╭─ Material supplied
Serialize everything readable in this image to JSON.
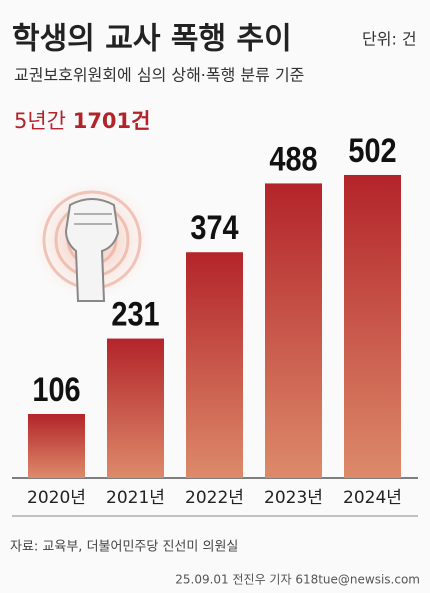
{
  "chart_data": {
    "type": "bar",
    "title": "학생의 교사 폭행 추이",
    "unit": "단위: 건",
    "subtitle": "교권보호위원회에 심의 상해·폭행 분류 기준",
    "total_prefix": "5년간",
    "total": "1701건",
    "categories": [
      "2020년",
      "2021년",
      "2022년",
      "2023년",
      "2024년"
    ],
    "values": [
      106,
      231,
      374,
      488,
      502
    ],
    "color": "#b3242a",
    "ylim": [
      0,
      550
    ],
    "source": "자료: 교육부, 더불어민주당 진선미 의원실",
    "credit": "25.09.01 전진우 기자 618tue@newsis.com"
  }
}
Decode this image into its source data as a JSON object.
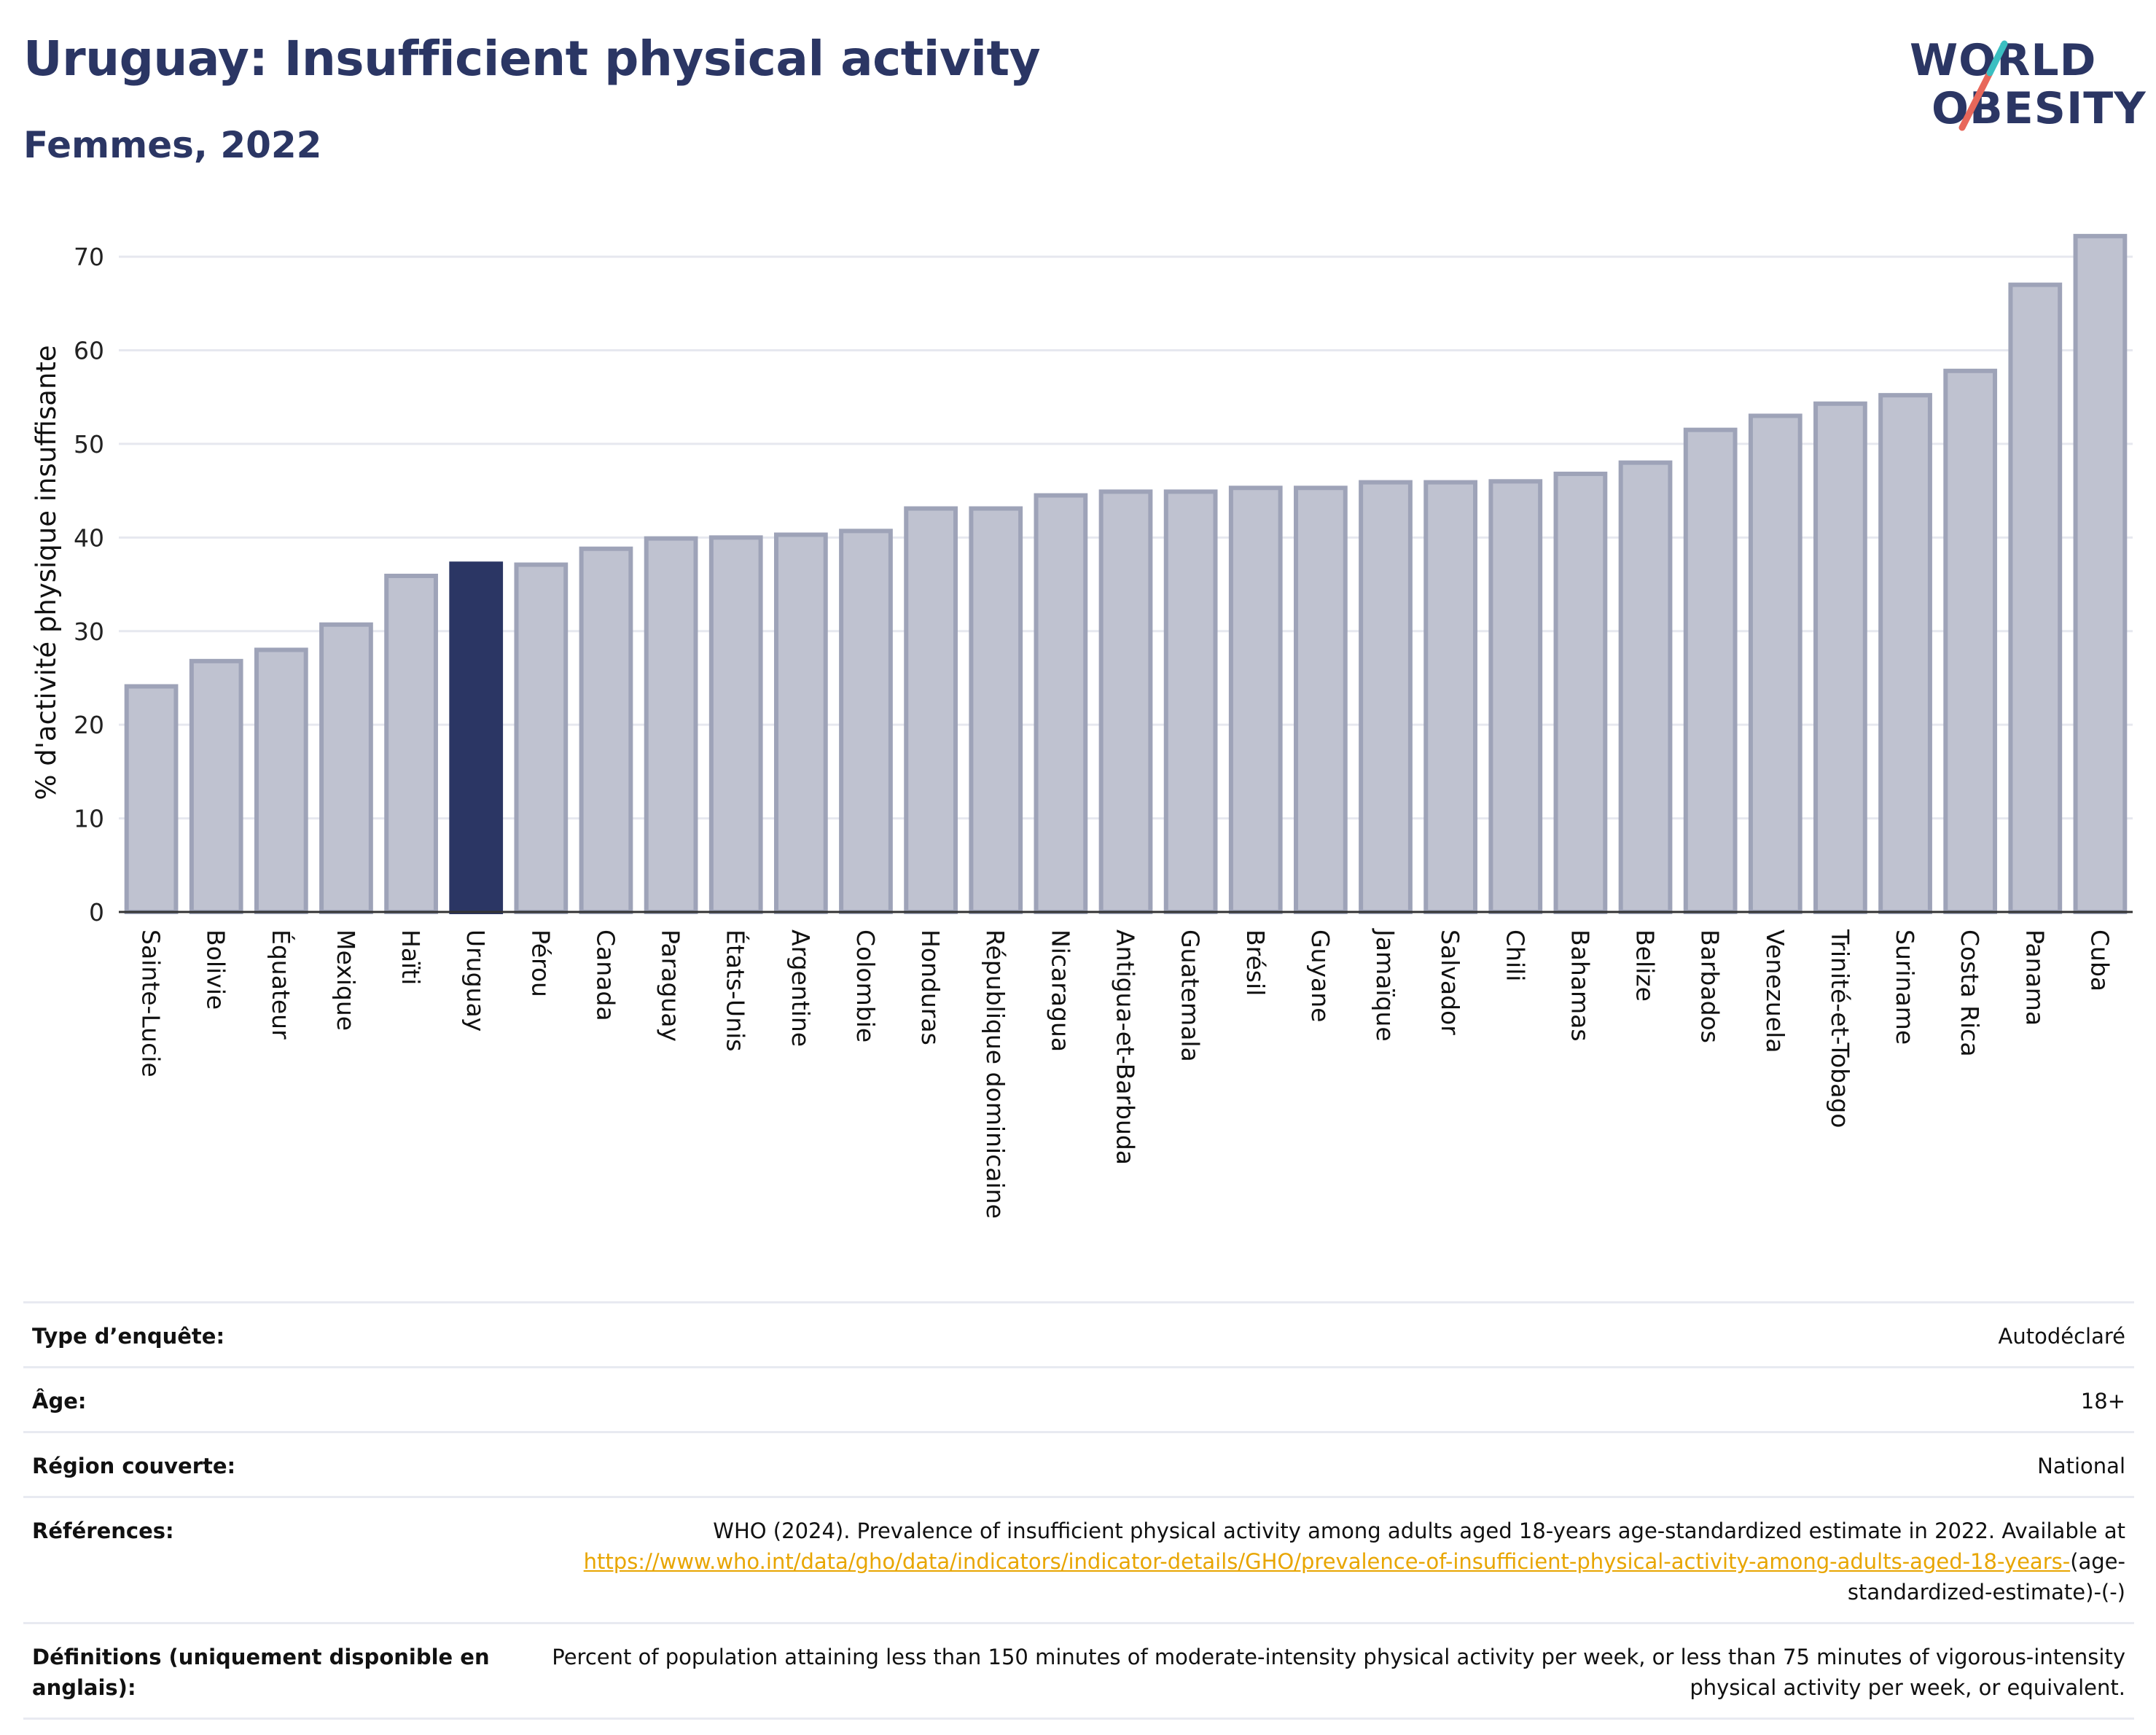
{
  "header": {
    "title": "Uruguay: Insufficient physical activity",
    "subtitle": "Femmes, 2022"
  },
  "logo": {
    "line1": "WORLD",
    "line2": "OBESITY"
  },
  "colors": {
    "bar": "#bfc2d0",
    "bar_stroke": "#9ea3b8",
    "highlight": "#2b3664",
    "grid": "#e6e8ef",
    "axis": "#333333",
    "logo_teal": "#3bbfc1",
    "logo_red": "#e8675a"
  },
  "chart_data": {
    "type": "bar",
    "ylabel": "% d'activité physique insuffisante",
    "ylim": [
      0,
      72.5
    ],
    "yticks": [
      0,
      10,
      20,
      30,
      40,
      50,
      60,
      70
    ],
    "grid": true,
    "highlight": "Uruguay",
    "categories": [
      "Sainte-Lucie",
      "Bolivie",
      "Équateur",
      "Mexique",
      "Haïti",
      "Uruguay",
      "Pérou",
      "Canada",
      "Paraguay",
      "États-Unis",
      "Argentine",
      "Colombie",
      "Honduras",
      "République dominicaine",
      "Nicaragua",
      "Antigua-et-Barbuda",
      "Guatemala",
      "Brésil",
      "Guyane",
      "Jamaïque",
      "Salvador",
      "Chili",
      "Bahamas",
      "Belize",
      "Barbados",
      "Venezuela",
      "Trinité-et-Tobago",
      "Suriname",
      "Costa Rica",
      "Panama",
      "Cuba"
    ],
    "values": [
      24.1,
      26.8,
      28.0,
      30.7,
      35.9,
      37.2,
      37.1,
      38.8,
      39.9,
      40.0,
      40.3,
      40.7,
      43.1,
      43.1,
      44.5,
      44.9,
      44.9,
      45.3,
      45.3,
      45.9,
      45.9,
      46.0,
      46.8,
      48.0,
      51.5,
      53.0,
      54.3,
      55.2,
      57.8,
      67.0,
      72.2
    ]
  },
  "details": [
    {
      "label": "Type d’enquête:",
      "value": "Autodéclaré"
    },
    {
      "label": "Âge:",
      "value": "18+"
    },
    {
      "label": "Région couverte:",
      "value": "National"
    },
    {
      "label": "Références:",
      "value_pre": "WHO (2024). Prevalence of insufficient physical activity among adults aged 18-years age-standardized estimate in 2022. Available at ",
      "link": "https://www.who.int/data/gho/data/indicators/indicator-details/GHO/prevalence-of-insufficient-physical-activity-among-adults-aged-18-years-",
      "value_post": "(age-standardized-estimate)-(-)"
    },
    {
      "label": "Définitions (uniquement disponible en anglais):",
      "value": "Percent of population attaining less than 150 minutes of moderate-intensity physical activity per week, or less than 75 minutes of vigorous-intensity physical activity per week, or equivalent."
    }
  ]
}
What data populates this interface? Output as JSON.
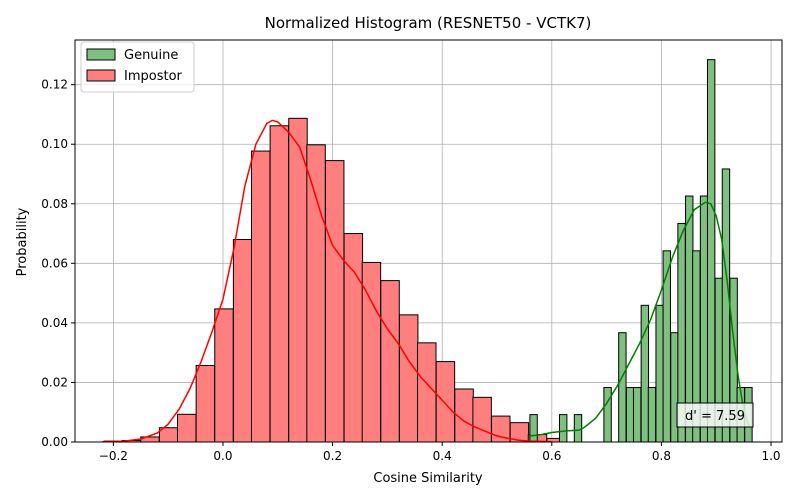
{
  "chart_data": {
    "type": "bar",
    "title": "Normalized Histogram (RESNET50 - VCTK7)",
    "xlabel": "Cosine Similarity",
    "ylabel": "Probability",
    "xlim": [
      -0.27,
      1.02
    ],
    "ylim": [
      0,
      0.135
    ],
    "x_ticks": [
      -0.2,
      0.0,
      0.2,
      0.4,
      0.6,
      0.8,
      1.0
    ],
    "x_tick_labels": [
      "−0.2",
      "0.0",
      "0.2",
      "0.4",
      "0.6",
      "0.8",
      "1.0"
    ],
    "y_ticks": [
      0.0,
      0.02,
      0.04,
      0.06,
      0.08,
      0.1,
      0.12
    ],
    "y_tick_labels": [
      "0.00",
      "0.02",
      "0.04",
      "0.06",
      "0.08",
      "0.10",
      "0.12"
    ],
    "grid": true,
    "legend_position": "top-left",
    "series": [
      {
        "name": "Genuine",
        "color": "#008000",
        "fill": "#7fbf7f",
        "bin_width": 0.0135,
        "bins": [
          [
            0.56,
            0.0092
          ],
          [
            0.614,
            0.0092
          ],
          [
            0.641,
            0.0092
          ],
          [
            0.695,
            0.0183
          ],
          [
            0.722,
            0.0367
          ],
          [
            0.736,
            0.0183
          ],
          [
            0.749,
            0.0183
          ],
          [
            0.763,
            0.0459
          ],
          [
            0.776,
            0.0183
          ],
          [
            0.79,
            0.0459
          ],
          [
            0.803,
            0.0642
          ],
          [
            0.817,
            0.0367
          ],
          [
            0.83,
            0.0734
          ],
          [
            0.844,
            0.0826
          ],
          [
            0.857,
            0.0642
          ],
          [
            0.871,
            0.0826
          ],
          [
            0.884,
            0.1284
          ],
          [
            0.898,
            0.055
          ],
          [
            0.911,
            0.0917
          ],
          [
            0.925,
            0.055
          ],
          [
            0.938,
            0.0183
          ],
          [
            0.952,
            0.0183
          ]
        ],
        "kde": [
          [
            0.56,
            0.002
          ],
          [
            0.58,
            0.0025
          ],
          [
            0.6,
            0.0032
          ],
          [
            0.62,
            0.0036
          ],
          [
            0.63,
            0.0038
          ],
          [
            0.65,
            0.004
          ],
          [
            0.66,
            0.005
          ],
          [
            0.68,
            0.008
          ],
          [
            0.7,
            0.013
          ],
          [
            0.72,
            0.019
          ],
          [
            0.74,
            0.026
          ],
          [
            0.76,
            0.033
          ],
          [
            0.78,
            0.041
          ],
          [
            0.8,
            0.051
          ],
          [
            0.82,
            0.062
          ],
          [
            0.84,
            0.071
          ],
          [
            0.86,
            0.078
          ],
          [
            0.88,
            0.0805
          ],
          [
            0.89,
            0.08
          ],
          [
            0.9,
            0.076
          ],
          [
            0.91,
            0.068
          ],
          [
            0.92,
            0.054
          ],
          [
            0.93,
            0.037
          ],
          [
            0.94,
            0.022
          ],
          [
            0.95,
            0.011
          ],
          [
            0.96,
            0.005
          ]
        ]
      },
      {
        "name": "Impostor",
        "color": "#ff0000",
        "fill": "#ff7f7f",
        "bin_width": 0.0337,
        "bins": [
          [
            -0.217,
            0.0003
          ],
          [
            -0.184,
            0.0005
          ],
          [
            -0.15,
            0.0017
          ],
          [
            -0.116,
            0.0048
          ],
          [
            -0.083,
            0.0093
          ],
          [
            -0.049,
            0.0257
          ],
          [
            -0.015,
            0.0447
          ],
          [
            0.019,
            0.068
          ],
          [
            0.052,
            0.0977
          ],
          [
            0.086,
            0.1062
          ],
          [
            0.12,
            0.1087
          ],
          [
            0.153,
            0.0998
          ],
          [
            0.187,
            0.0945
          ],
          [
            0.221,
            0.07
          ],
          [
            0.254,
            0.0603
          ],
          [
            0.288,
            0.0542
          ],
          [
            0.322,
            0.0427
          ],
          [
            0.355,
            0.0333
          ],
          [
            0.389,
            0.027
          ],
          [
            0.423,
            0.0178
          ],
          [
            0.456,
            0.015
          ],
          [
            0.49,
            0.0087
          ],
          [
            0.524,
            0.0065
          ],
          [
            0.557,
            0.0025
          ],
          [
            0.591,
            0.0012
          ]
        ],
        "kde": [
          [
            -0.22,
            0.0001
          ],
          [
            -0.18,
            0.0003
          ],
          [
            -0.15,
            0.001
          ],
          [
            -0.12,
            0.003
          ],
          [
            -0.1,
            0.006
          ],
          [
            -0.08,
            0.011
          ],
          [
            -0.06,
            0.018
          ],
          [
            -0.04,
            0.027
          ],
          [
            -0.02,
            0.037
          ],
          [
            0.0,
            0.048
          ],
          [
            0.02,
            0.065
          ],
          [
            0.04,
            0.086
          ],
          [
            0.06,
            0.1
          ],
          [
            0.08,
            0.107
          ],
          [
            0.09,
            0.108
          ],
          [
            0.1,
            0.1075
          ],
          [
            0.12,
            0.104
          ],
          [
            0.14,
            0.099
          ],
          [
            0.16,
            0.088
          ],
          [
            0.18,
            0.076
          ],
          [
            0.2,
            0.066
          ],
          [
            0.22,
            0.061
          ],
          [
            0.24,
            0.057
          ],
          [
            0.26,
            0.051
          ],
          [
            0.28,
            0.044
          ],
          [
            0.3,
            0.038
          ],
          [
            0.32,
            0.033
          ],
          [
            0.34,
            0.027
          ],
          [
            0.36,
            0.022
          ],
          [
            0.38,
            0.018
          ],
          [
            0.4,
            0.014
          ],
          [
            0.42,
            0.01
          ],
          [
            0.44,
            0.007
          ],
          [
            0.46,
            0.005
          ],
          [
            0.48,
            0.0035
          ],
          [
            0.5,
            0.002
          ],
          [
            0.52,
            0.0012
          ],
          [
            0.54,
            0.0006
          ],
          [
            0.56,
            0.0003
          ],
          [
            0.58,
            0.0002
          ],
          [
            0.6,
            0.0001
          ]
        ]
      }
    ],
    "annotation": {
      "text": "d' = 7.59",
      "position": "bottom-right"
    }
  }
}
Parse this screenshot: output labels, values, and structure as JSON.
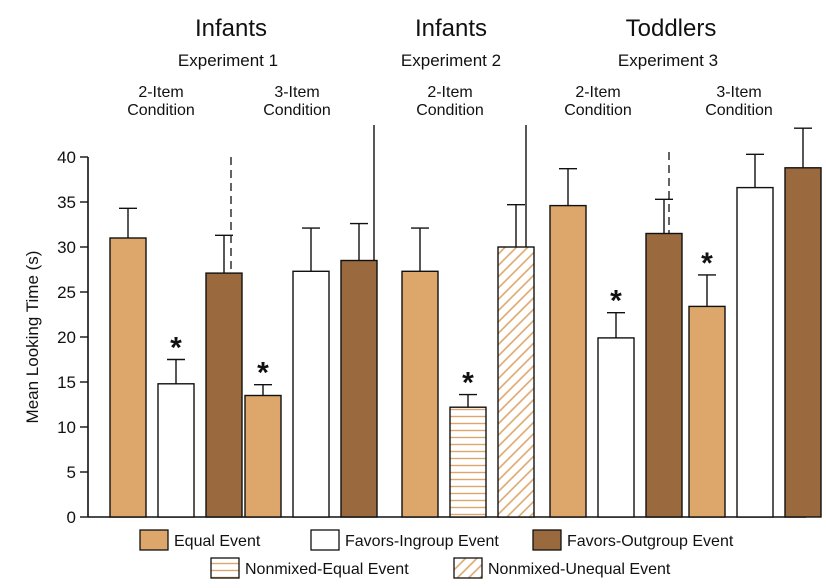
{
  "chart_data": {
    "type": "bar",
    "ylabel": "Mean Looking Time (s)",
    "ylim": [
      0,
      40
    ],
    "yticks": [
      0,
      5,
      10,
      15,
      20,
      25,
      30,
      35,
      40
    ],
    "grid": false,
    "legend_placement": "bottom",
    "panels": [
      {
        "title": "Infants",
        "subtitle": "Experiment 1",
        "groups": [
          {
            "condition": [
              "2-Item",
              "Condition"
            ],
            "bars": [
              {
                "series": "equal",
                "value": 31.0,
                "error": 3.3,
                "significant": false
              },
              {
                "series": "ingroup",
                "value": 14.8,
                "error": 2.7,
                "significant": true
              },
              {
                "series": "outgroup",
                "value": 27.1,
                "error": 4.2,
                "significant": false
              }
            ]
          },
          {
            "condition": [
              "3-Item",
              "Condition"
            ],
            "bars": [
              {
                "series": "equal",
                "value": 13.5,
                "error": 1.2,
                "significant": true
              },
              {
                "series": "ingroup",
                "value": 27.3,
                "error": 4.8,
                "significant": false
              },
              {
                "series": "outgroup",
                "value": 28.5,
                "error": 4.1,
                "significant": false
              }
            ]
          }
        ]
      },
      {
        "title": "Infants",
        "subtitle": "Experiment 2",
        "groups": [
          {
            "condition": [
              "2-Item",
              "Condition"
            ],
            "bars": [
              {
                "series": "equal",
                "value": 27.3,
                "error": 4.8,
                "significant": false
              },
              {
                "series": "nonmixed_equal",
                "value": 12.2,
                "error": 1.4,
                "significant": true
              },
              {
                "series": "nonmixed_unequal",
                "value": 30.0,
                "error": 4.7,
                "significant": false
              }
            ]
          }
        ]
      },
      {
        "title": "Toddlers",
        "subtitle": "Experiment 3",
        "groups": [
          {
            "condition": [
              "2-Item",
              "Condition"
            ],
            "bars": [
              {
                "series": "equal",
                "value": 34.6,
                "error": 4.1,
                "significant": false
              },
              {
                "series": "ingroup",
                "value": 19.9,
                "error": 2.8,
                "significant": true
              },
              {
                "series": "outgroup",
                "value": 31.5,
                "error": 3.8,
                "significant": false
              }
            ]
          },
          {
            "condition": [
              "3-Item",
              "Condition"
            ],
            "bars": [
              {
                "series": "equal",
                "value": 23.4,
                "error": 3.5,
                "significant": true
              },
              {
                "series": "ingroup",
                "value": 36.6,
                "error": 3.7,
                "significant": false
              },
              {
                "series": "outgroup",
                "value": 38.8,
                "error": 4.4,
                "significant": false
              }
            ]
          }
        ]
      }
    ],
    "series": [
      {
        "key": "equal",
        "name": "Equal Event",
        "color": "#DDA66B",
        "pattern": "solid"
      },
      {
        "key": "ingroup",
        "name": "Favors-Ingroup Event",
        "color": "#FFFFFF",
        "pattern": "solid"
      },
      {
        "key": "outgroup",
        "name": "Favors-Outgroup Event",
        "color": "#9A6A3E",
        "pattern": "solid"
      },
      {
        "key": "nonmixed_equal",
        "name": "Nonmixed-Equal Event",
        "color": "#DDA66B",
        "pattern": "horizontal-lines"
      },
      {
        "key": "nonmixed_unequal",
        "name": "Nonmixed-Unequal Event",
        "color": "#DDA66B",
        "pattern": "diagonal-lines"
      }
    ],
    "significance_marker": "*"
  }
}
╰─
> Exercise directions
Copy every line of the listing that includes the string "among".

> Exercise output
      "value_pre": "WHO (2024). Prevalence of insufficient physical activity among adults aged 18-years age-standardized estimate in 2022. Available at ",
      "link": "https://www.who.int/data/gho/data/indicators/indicator-details/GHO/prevalence-of-insufficient-physical-activity-among-adults-aged-18-years-",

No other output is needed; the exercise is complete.